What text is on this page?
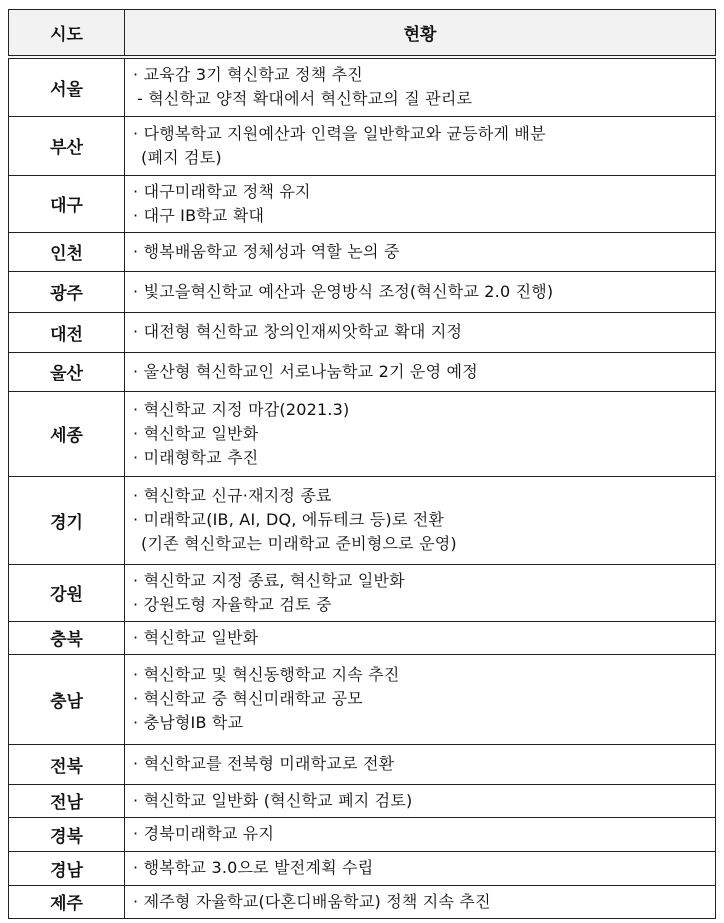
시도	현황
서울	· 교육감 3기 혁신학교 정책 추진
- 혁신학교 양적 확대에서 혁신학교의 질 관리로

부산	· 다행복학교 지원예산과 인력을 일반학교와 균등하게 배분
(폐지 검토)

대구	· 대구미래학교 정책 유지
· 대구 IB학교 확대

인천	· 행복배움학교 정체성과 역할 논의 중

광주	· 빛고을혁신학교 예산과 운영방식 조정(혁신학교 2.0 진행)

대전	· 대전형 혁신학교 창의인재씨앗학교 확대 지정

울산	· 울산형 혁신학교인 서로나눔학교 2기 운영 예정

세종	· 혁신학교 지정 마감(2021.3)
· 혁신학교 일반화
· 미래형학교 추진

경기	· 혁신학교 신규·재지정 종료
· 미래학교(IB, AI, DQ, 에듀테크 등)로 전환
(기존 혁신학교는 미래학교 준비형으로 운영)

강원	· 혁신학교 지정 종료, 혁신학교 일반화
· 강원도형 자율학교 검토 중

충북	· 혁신학교 일반화

충남	· 혁신학교 및 혁신동행학교 지속 추진
· 혁신학교 중 혁신미래학교 공모
· 충남형IB 학교

전북	· 혁신학교를 전북형 미래학교로 전환

전남	· 혁신학교 일반화 (혁신학교 폐지 검토)

경북	· 경북미래학교 유지

경남	· 행복학교 3.0으로 발전계획 수립

제주	· 제주형 자율학교(다혼디배움학교) 정책 지속 추진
☆ ☆ ☆ ☆
Search the listing above for the string "자율학교". Copy every line that contains it.

* Task answer *
· 강원도형 자율학교 검토 중
제주	· 제주형 자율학교(다혼디배움학교) 정책 지속 추진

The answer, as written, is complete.